* Set problem: Reproduce every line of the material below as a numbered list, skipping blank lines and omitting the pictures.

* Given data:
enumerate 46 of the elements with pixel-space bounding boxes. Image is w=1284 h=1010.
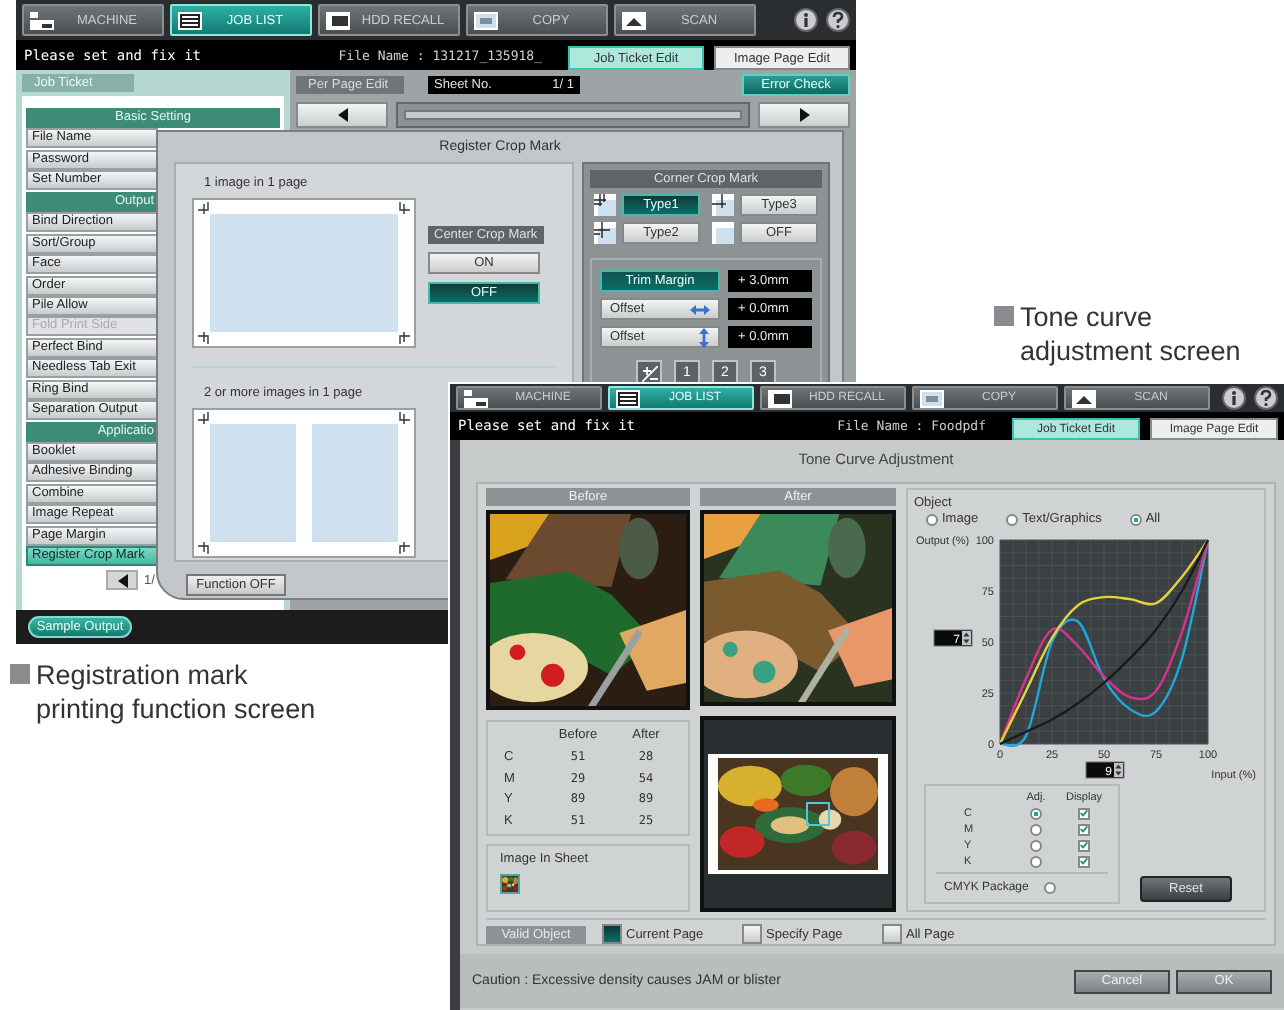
radio-button[interactable] — [1030, 839, 1042, 851]
drive-icon — [768, 389, 792, 407]
scroll-track[interactable] — [396, 102, 750, 128]
radio-button[interactable] — [1030, 807, 1042, 819]
bullet-icon — [994, 306, 1014, 326]
radio-button[interactable] — [1030, 823, 1042, 835]
crop-mark-icon — [594, 222, 616, 244]
document-icon — [920, 389, 944, 407]
caption: Registration mark printing function screen — [36, 658, 316, 726]
previous-page-button[interactable] — [106, 570, 138, 591]
checkbox[interactable] — [742, 924, 762, 944]
checkbox[interactable] — [1078, 855, 1090, 867]
device-icon — [30, 11, 54, 29]
help-icon — [826, 8, 850, 32]
previous-button[interactable] — [296, 102, 388, 128]
radio-button[interactable] — [1044, 881, 1057, 893]
info-icon — [794, 8, 818, 32]
page-icon — [712, 222, 734, 244]
scanner-icon — [1072, 389, 1096, 407]
left-arrow-icon — [337, 108, 347, 122]
scroll-thumb[interactable] — [404, 110, 742, 120]
vertical-arrow-icon — [698, 327, 710, 347]
list-icon — [616, 389, 640, 407]
radio-button[interactable] — [1006, 513, 1019, 526]
list-icon — [178, 11, 202, 29]
crop-mark-icon — [712, 194, 734, 216]
horizontal-arrow-icon — [690, 303, 710, 315]
bullet-icon — [10, 664, 30, 684]
radio-button[interactable] — [1030, 855, 1042, 867]
document-icon — [474, 11, 498, 29]
checkbox[interactable] — [882, 924, 902, 944]
caption: Tone curve adjustment screen — [1020, 300, 1241, 368]
radio-button[interactable] — [926, 513, 938, 526]
drive-icon — [326, 11, 350, 29]
checkbox[interactable] — [1078, 823, 1090, 835]
right-arrow-icon — [799, 108, 809, 122]
radio-button[interactable] — [1129, 513, 1142, 526]
crop-mark-icon — [594, 194, 616, 216]
checkbox[interactable] — [1078, 807, 1090, 819]
scanner-icon — [622, 11, 646, 29]
checkbox[interactable] — [602, 924, 622, 944]
left-arrow-icon — [117, 573, 127, 588]
selection-frame[interactable] — [806, 802, 830, 826]
device-icon — [464, 389, 488, 407]
checkbox[interactable] — [1078, 839, 1090, 851]
next-button[interactable] — [758, 102, 850, 128]
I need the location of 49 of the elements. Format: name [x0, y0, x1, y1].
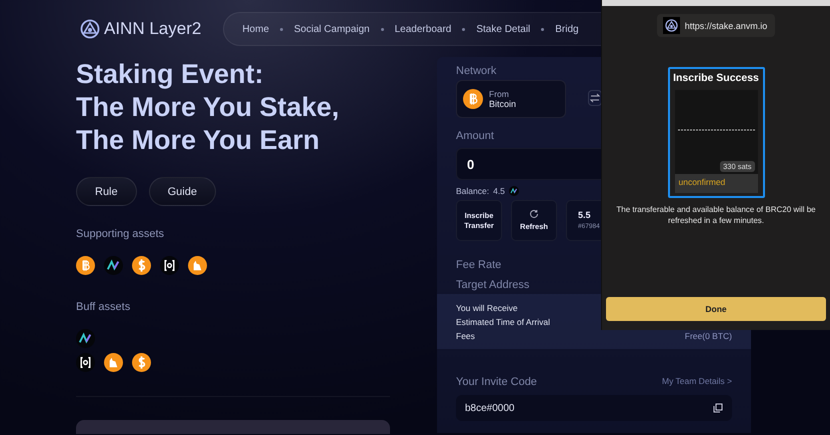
summary-value: Free(0 BTC) [684, 331, 732, 341]
swap-icon [590, 92, 600, 102]
nav-link[interactable]: Stake Detail [476, 24, 530, 34]
refresh-icon [529, 209, 539, 219]
dollar-coin-icon [132, 353, 151, 372]
bitcoin-icon [463, 89, 483, 109]
status-text: unconfirmed [674, 174, 758, 193]
balance-label: Balance: [456, 186, 490, 196]
field-label: Your Invite Code [456, 376, 537, 388]
zigzag-logo-icon [76, 329, 95, 348]
hero-button[interactable]: Rule [76, 177, 137, 206]
field-label: Amount [456, 130, 495, 142]
summary-label: You will Receive [456, 303, 518, 313]
nav-link[interactable]: Bridg [555, 24, 579, 34]
copy-icon[interactable] [713, 403, 723, 413]
from-caption: From [489, 89, 510, 99]
logo-text: AINN Layer2 [104, 19, 202, 39]
nav-link[interactable]: Leaderboard [394, 24, 452, 34]
section-label: Supporting assets [76, 228, 166, 240]
field-label: Network [456, 65, 498, 77]
bracket-coin-icon [76, 353, 95, 372]
triangle-logo-icon [664, 19, 678, 32]
invite-code: b8ce#0000 [465, 402, 514, 414]
inscription-line-icon [678, 129, 754, 131]
network-selector[interactable]: From Bitcoin [456, 80, 566, 118]
dialog-title: Inscribe Success [673, 72, 759, 84]
triangle-logo-icon [80, 19, 100, 39]
zigzag-logo-icon [104, 256, 123, 275]
site-url: https://stake.anvm.io [684, 20, 768, 30]
field-label: Fee Rate [456, 259, 502, 271]
invite-code-field[interactable]: b8ce#0000 [456, 395, 732, 421]
swap-button[interactable] [588, 90, 602, 106]
summary-label: Fees [456, 331, 475, 341]
zigzag-logo-icon [508, 186, 519, 196]
hero-title: Staking Event: The More You Stake, The More You Earn [76, 58, 340, 157]
hero-button[interactable]: Guide [148, 177, 216, 206]
inscription-amount: 5.5 [578, 210, 592, 220]
section-label: Buff assets [76, 301, 132, 313]
dollar-coin-icon [132, 256, 151, 275]
field-label: Target Address [456, 279, 530, 291]
balance-value: 4.5 [493, 186, 505, 196]
network-name: Bitcoin [489, 99, 516, 109]
bracket-coin-icon [160, 256, 179, 275]
team-details-link[interactable]: My Team Details > [662, 376, 732, 388]
nav-link[interactable]: Home [242, 24, 270, 34]
bitcoin-icon [76, 256, 95, 275]
nav-link[interactable]: Social Campaign [294, 24, 370, 34]
done-button[interactable]: Done [606, 297, 826, 321]
summary-label: Estimated Time of Arrival [456, 317, 550, 327]
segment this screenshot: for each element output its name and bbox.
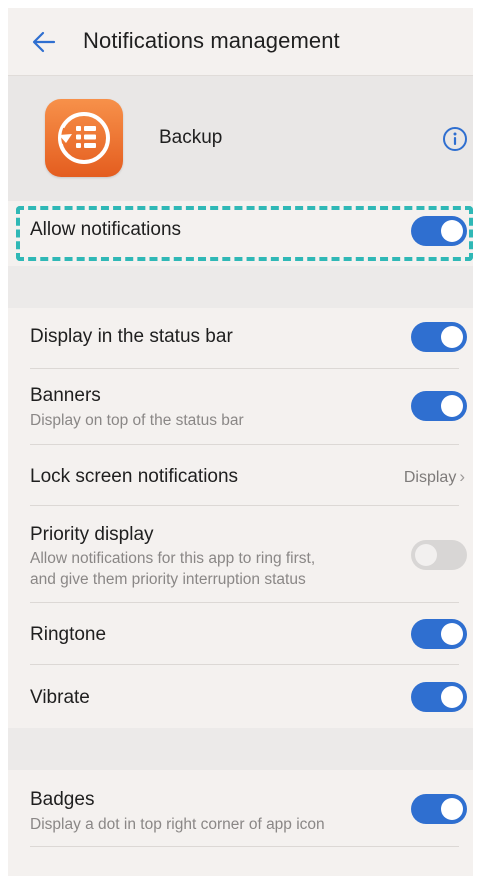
priority-display-row[interactable]: Priority display Allow notifications for… — [8, 506, 473, 603]
vibrate-toggle[interactable] — [411, 682, 467, 712]
backup-app-icon — [45, 99, 123, 177]
status-bar-row[interactable]: Display in the status bar — [8, 308, 473, 369]
status-bar-toggle[interactable] — [411, 322, 467, 352]
badges-toggle[interactable] — [411, 794, 467, 824]
lock-screen-value-text: Display — [403, 469, 457, 486]
app-name: Backup — [159, 127, 223, 148]
divider — [30, 846, 459, 847]
screen: Notifications management Backup Allow no… — [8, 8, 473, 876]
allow-notifications-row[interactable]: Allow notifications — [8, 201, 473, 261]
lock-screen-row[interactable]: Lock screen notifications Display › — [8, 445, 473, 506]
back-arrow-icon[interactable] — [30, 28, 58, 56]
priority-display-description-line1: Allow notifications for this app to ring… — [30, 550, 316, 567]
lock-screen-label: Lock screen notifications — [30, 466, 239, 487]
banners-description: Display on top of the status bar — [30, 412, 244, 429]
ringtone-label: Ringtone — [30, 624, 107, 645]
allow-notifications-toggle[interactable] — [411, 216, 467, 246]
lock-screen-value[interactable]: Display › — [404, 467, 465, 487]
allow-notifications-label: Allow notifications — [30, 219, 182, 240]
banners-row[interactable]: Banners Display on top of the status bar — [8, 369, 473, 445]
status-bar-label: Display in the status bar — [30, 326, 233, 347]
vibrate-row[interactable]: Vibrate — [8, 665, 473, 728]
priority-display-description-line2: and give them priority interruption stat… — [30, 571, 306, 588]
ringtone-toggle[interactable] — [411, 619, 467, 649]
section-gap — [8, 266, 473, 308]
vibrate-label: Vibrate — [30, 687, 90, 708]
ringtone-row[interactable]: Ringtone — [8, 603, 473, 665]
badges-description: Display a dot in top right corner of app… — [30, 816, 325, 833]
page-title: Notifications management — [83, 28, 340, 53]
priority-display-toggle[interactable] — [411, 540, 467, 570]
badges-label: Badges — [30, 789, 95, 810]
info-icon[interactable] — [442, 126, 468, 152]
badges-row[interactable]: Badges Display a dot in top right corner… — [8, 770, 473, 847]
chevron-right-icon: › — [459, 467, 465, 486]
banners-label: Banners — [30, 385, 101, 406]
priority-display-label: Priority display — [30, 524, 154, 545]
banners-toggle[interactable] — [411, 391, 467, 421]
app-info-section: Backup — [8, 76, 473, 201]
section-gap — [8, 728, 473, 770]
header: Notifications management — [8, 8, 473, 76]
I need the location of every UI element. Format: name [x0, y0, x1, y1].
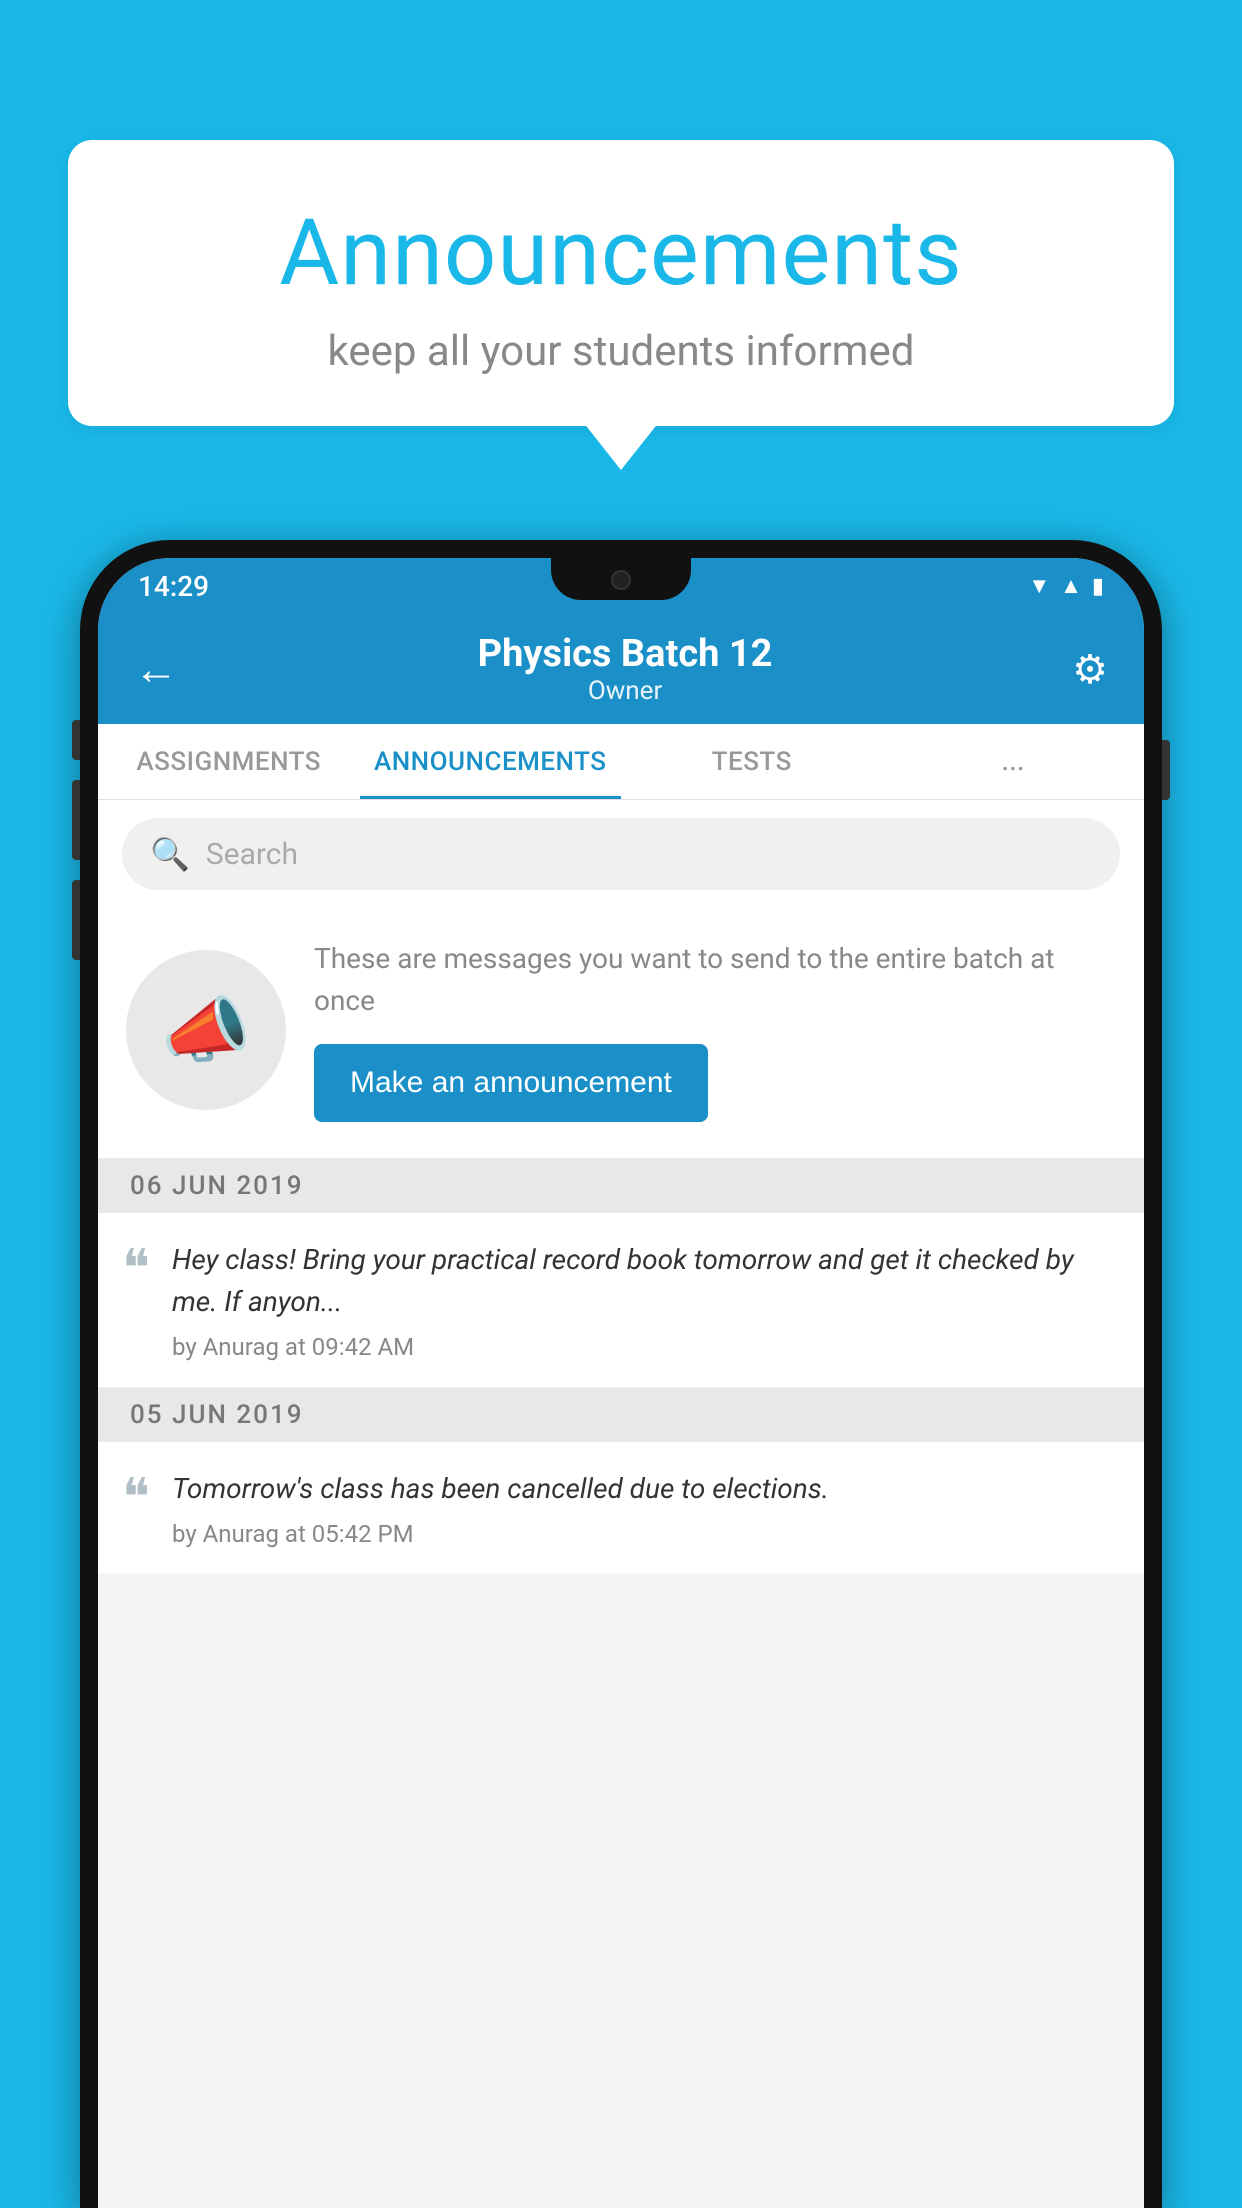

* Output for this exercise:
1. enumerate 46 of the elements with pixel-space bounding boxes. Image is w=1284 h=1010.
2. radio-button[interactable] — [1030, 839, 1042, 851]
3. drive-icon — [768, 389, 792, 407]
4. scroll-track[interactable] — [396, 102, 750, 128]
5. radio-button[interactable] — [1030, 807, 1042, 819]
6. bullet-icon — [994, 306, 1014, 326]
7. radio-button[interactable] — [1030, 823, 1042, 835]
8. crop-mark-icon — [594, 222, 616, 244]
9. document-icon — [920, 389, 944, 407]
10. caption: Registration mark printing function screen — [36, 658, 316, 726]
11. previous-page-button[interactable] — [106, 570, 138, 591]
12. checkbox[interactable] — [742, 924, 762, 944]
13. checkbox[interactable] — [1078, 855, 1090, 867]
14. device-icon — [30, 11, 54, 29]
15. help-icon — [826, 8, 850, 32]
16. previous-button[interactable] — [296, 102, 388, 128]
17. radio-button[interactable] — [1044, 881, 1057, 893]
18. info-icon — [794, 8, 818, 32]
19. page-icon — [712, 222, 734, 244]
20. scanner-icon — [1072, 389, 1096, 407]
21. left-arrow-icon — [337, 108, 347, 122]
22. scroll-thumb[interactable] — [404, 110, 742, 120]
23. vertical-arrow-icon — [698, 327, 710, 347]
24. list-icon — [616, 389, 640, 407]
25. radio-button[interactable] — [1006, 513, 1019, 526]
26. list-icon — [178, 11, 202, 29]
27. crop-mark-icon — [712, 194, 734, 216]
28. horizontal-arrow-icon — [690, 303, 710, 315]
29. bullet-icon — [10, 664, 30, 684]
30. radio-button[interactable] — [1030, 855, 1042, 867]
31. document-icon — [474, 11, 498, 29]
32. checkbox[interactable] — [882, 924, 902, 944]
33. caption: Tone curve adjustment screen — [1020, 300, 1241, 368]
34. radio-button[interactable] — [926, 513, 938, 526]
35. drive-icon — [326, 11, 350, 29]
36. checkbox[interactable] — [1078, 823, 1090, 835]
37. right-arrow-icon — [799, 108, 809, 122]
38. radio-button[interactable] — [1129, 513, 1142, 526]
39. crop-mark-icon — [594, 194, 616, 216]
40. checkbox[interactable] — [1078, 807, 1090, 819]
41. scanner-icon — [622, 11, 646, 29]
42. checkbox[interactable] — [602, 924, 622, 944]
43. left-arrow-icon — [117, 573, 127, 588]
44. selection-frame[interactable] — [806, 802, 830, 826]
45. device-icon — [464, 389, 488, 407]
46. checkbox[interactable] — [1078, 839, 1090, 851]
47. next-button[interactable] — [758, 102, 850, 128]
48. I need the location of 49 of the elements. Format: name [x0, y0, x1, y1].
49. summary-value: Free(0 BTC) [684, 331, 732, 341]
50. swap-icon [590, 92, 600, 102]
51. nav-link[interactable]: Stake Detail [476, 24, 530, 34]
52. refresh-icon [529, 209, 539, 219]
53. dollar-coin-icon [132, 353, 151, 372]
54. bitcoin-icon [463, 89, 483, 109]
55. status-text: unconfirmed [674, 174, 758, 193]
56. balance-label: Balance: [456, 186, 490, 196]
57. field-label: Your Invite Code [456, 376, 537, 388]
58. zigzag-logo-icon [76, 329, 95, 348]
59. hero-button[interactable]: Rule [76, 177, 137, 206]
60. field-label: Amount [456, 130, 495, 142]
61. summary-label: You will Receive [456, 303, 518, 313]
62. nav-link[interactable]: Bridg [555, 24, 579, 34]
63. copy-icon[interactable] [713, 403, 723, 413]
64. from-caption: From [489, 89, 510, 99]
65. logo-text: AINN Layer2 [104, 19, 202, 39]
66. nav-link[interactable]: Leaderboard [394, 24, 452, 34]
67. section-label: Supporting assets [76, 228, 166, 240]
68. field-label: Network [456, 65, 498, 77]
69. bracket-coin-icon [76, 353, 95, 372]
70. triangle-logo-icon [664, 19, 678, 32]
71. invite-code: b8ce#0000 [465, 402, 514, 414]
72. inscription-line-icon [678, 129, 754, 131]
73. network-selector[interactable]: From Bitcoin [456, 80, 566, 118]
74. dialog-title: Inscribe Success [673, 72, 759, 84]
75. triangle-logo-icon [80, 19, 100, 39]
76. zigzag-logo-icon [104, 256, 123, 275]
77. site-url: https://stake.anvm.io [684, 20, 768, 30]
78. field-label: Fee Rate [456, 259, 502, 271]
79. invite-code-field[interactable]: b8ce#0000 [456, 395, 732, 421]
80. swap-button[interactable] [588, 90, 602, 106]
81. summary-label: Fees [456, 331, 475, 341]
82. zigzag-logo-icon [508, 186, 519, 196]
83. hero-title: Staking Event: The More You Stake, The More You Earn [76, 58, 340, 157]
84. hero-button[interactable]: Guide [148, 177, 216, 206]
85. inscription-amount: 5.5 [578, 210, 592, 220]
86. section-label: Buff assets [76, 301, 132, 313]
87. dollar-coin-icon [132, 256, 151, 275]
88. field-label: Target Address [456, 279, 530, 291]
89. balance-value: 4.5 [493, 186, 505, 196]
90. network-name: Bitcoin [489, 99, 516, 109]
91. bracket-coin-icon [160, 256, 179, 275]
92. team-details-link[interactable]: My Team Details > [662, 376, 732, 388]
93. nav-link[interactable]: Home [242, 24, 270, 34]
94. bitcoin-icon [76, 256, 95, 275]
95. nav-link[interactable]: Social Campaign [294, 24, 370, 34]
96. done-button[interactable]: Done [606, 297, 826, 321]
97. summary-label: Estimated Time of Arrival [456, 317, 550, 327]
98. segment this screenshot: for each element output its name and bbox.
99. priority-display-row[interactable]: Priority display Allow notifications for… — [8, 506, 473, 603]
100. vibrate-toggle[interactable] — [411, 682, 467, 712]
101. backup-app-icon — [45, 99, 123, 177]
102. status-bar-row[interactable]: Display in the status bar — [8, 308, 473, 369]
103. status-bar-toggle[interactable] — [411, 322, 467, 352]
104. badges-toggle[interactable] — [411, 794, 467, 824]
105. lock-screen-value-text: Display — [403, 469, 457, 486]
106. app-name: Backup — [159, 127, 223, 148]
107. divider — [30, 846, 459, 847]
108. screen: Notifications management Backup Allow no… — [8, 8, 473, 876]
109. allow-notifications-row[interactable]: Allow notifications — [8, 201, 473, 261]
110. lock-screen-row[interactable]: Lock screen notifications Display › — [8, 445, 473, 506]
111. back-arrow-icon[interactable] — [30, 28, 58, 56]
112. priority-display-description-line1: Allow notifications for this app to ring… — [30, 550, 316, 567]
113. lock-screen-label: Lock screen notifications — [30, 466, 239, 487]
114. banners-description: Display on top of the status bar — [30, 412, 244, 429]
115. ringtone-label: Ringtone — [30, 624, 107, 645]
116. allow-notifications-toggle[interactable] — [411, 216, 467, 246]
117. lock-screen-value[interactable]: Display › — [404, 467, 465, 487]
118. allow-notifications-label: Allow notifications — [30, 219, 182, 240]
119. banners-row[interactable]: Banners Display on top of the status bar — [8, 369, 473, 445]
120. status-bar-label: Display in the status bar — [30, 326, 233, 347]
121. vibrate-row[interactable]: Vibrate — [8, 665, 473, 728]
122. priority-display-description-line2: and give them priority interruption stat… — [30, 571, 306, 588]
123. ringtone-toggle[interactable] — [411, 619, 467, 649]
124. section-gap — [8, 266, 473, 308]
125. vibrate-label: Vibrate — [30, 687, 90, 708]
126. ringtone-row[interactable]: Ringtone — [8, 603, 473, 665]
127. badges-description: Display a dot in top right corner of app… — [30, 816, 325, 833]
128. page-title: Notifications management — [83, 28, 340, 53]
129. priority-display-toggle[interactable] — [411, 540, 467, 570]
130. badges-label: Badges — [30, 789, 95, 810]
131. info-icon[interactable] — [442, 126, 468, 152]
132. badges-row[interactable]: Badges Display a dot in top right corner… — [8, 770, 473, 847]
133. chevron-right-icon: › — [459, 467, 465, 486]
134. banners-label: Banners — [30, 385, 101, 406]
135. priority-display-label: Priority display — [30, 524, 154, 545]
136. banners-toggle[interactable] — [411, 391, 467, 421]
137. app-info-section: Backup — [8, 76, 473, 201]
138. section-gap — [8, 728, 473, 770]
139. header: Notifications management — [8, 8, 473, 76]
140. I need the location of every UI element. Format: name [x0, y0, x1, y1].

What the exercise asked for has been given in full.